■ Page text:
....................
Edit Error Type (Old Model)

Return to Top

Next/Previous Segment Buttons

▼

The user may confirm the current segment and move onto the next one. If a QA model has been chose that involves a score questionnaire, the questionnaire will appear for each target output segment (see below). This function can also be launched with the keyboard shortcut Alt+Down.

▲

The user may confirm the current segment and move back to previous one. If a QA model has been chose that involves a score questionnaire, the questionnaire will appear for each target output segment. The function can also be launched with the keyboard shortcut Alt+Up.

Evaluation Questionnaire

Next/Previous Output Display Block Buttons

These buttons are only active if the Raw Output Evaluator project file has more than five parallel texts (e.g. a source text plus more than four raw outputs).

◄

The user may display the previous block of segment edit boxes. The size of the block is defined by the lock check boxes which may only be set when the first block of segment edit boxes is displayed. The function can also be launched with the keyboard shortcut Alt+Left.

►

The user may display the next block of segment edit boxes. The size of the block is defined by the lock check boxes which may only be set when the first block of segment edit boxes is displayed. The function can also be launched with the keyboard shortcut Alt+Right.

Stopwatch Buttons

□

The user may start/stop the stopwatch. If the stopwatch is not stopped before moving onto a new segment, it automatically starts again in the new segment.

00:00

This display shows the time spent editing/translating the current segment. In order to calculate the total time spent editing/translating the entire text, choose Calculate Total Time from the Evaluation menu.

◄

The user may reset the stopwatch. If the stopwatch is not stopped before resetting, it automatically starts again from zero.

Return to Top

Zoom Buttons

+

The user may increase the size of the font used to display the text in the segment edit boxes.
....................
Layout coordinate data:
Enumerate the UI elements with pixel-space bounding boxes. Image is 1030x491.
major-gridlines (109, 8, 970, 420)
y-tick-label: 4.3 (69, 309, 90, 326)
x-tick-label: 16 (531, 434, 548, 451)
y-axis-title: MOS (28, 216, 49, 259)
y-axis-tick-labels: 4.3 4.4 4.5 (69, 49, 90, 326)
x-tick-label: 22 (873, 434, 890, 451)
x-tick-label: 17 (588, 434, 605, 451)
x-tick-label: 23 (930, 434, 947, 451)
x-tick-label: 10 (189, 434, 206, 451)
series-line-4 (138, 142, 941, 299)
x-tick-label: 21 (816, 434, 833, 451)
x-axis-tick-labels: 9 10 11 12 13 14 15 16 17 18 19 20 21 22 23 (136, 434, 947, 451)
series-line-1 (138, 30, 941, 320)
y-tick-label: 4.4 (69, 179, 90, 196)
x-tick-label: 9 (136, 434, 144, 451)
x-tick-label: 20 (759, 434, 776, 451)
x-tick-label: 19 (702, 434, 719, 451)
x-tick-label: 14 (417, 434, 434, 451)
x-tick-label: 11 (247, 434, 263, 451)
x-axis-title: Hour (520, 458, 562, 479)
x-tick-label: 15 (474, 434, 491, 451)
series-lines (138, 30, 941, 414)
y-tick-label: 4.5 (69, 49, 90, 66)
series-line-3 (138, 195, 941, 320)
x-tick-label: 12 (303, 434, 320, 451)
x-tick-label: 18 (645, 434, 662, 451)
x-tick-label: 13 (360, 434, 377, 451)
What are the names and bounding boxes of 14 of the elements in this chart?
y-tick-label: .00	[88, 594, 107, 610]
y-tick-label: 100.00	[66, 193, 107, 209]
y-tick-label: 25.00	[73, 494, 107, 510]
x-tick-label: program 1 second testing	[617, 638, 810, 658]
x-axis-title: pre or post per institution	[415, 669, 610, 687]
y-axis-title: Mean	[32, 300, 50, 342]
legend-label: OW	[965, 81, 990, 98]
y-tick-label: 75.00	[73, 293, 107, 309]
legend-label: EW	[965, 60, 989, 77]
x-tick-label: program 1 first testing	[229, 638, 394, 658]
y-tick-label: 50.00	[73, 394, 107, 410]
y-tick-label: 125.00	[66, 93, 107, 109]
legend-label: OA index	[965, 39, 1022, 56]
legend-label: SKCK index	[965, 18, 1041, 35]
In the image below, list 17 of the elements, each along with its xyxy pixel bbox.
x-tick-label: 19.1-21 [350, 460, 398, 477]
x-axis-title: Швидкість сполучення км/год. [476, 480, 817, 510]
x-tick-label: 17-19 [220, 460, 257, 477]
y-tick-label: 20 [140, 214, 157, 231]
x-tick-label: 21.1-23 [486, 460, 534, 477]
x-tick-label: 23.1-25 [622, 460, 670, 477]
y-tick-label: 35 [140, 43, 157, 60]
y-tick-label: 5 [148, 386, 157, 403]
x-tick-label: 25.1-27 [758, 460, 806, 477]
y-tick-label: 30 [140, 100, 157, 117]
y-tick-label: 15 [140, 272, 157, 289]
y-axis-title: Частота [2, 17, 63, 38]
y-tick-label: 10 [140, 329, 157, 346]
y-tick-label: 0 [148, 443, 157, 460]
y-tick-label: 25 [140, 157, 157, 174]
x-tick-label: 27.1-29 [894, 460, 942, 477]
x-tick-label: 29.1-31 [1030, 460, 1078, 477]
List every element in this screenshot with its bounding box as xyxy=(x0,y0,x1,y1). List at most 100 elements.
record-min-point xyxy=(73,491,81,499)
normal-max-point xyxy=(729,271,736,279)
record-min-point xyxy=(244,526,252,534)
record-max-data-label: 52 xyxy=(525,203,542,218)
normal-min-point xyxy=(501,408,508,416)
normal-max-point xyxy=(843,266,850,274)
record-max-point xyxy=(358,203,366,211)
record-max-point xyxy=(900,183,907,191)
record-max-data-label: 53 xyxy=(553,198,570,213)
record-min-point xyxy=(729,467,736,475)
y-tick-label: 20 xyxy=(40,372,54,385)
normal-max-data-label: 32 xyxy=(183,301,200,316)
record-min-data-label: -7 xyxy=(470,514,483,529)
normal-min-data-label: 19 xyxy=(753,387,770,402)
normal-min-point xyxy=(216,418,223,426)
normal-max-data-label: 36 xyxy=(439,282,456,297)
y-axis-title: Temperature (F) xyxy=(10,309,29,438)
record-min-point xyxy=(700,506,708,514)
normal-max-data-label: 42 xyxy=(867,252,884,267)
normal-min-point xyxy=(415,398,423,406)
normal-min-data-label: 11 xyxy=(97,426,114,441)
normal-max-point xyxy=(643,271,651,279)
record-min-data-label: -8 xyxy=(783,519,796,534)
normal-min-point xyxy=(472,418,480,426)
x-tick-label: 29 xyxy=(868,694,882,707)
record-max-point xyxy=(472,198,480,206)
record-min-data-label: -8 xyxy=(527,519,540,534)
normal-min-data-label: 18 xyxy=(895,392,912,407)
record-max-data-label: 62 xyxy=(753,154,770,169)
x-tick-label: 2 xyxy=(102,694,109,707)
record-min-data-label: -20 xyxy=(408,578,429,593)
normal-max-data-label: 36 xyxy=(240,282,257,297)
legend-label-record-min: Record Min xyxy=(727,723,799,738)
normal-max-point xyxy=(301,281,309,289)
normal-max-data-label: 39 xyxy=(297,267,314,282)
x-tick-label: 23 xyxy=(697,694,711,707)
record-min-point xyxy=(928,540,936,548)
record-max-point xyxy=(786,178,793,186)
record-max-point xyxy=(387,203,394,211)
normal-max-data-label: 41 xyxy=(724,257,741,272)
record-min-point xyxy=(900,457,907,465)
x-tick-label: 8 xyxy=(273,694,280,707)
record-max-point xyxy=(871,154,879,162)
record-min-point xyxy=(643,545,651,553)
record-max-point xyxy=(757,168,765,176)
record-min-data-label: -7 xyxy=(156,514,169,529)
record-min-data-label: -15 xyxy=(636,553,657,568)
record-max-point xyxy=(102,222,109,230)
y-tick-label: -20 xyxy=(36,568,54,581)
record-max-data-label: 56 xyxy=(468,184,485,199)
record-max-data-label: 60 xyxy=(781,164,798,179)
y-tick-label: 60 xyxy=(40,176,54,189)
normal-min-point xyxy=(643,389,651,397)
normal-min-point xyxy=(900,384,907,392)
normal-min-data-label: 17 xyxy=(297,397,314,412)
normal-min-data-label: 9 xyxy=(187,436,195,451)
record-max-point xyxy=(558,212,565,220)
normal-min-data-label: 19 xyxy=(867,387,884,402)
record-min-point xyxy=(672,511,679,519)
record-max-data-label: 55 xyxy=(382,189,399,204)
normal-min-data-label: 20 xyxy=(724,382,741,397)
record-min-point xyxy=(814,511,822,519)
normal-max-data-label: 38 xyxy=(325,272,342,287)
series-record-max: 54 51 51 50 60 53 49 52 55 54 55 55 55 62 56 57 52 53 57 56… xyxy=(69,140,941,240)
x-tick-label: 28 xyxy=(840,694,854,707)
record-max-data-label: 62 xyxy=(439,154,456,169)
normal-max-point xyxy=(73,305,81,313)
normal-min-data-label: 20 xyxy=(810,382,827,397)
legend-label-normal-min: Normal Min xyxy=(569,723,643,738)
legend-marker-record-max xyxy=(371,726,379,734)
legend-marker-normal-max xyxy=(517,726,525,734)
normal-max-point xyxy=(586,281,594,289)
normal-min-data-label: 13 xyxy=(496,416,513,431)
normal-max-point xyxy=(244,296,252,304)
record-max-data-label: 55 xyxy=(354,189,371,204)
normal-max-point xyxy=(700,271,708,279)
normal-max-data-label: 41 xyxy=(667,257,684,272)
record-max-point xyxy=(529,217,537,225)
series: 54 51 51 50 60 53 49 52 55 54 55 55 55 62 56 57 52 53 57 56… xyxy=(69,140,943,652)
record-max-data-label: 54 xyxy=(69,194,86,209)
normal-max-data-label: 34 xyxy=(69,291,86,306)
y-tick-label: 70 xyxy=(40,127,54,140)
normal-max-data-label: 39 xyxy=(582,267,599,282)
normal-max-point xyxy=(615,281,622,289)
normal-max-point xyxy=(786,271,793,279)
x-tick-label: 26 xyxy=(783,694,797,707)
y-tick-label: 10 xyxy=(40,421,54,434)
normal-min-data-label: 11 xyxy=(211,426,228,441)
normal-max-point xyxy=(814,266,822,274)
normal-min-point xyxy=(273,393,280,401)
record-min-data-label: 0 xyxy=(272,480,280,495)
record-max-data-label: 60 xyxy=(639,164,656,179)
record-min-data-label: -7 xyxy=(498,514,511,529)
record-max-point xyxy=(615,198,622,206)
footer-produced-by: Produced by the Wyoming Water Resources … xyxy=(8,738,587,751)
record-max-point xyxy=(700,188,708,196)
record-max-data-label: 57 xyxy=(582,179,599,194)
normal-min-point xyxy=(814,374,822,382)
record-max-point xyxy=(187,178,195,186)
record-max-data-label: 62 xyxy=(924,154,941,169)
....................
■ Directions:
1. Answer these questions using the help page:
(a) Which keyboard shortcut confirms the current segment and moves back to the previous one?
(b) When are the Next/Previous Output Display Block buttons active?
(c) What should be chosen, and from which menu, to calculate the total time spent on the entire text?
2. Summarize the help page in two sentences.
This material has no connection to the help page.

■ Outputs by task:
1.
(a) Alt+Up.
(b) Only when the Raw Output Evaluator project file has more than five parallel texts.
(c) Calculate Total Time, from the Evaluation menu.

2. The help page describes buttons that confirm the current segment and move to the next or previous one, and others that display the next or previous block of segment edit boxes when a project file has more than five parallel texts, each with an Alt keyboard shortcut. It also covers stopwatch buttons that start, stop and reset timing of the current segment, and a zoom button that enlarges the font in the segment edit boxes.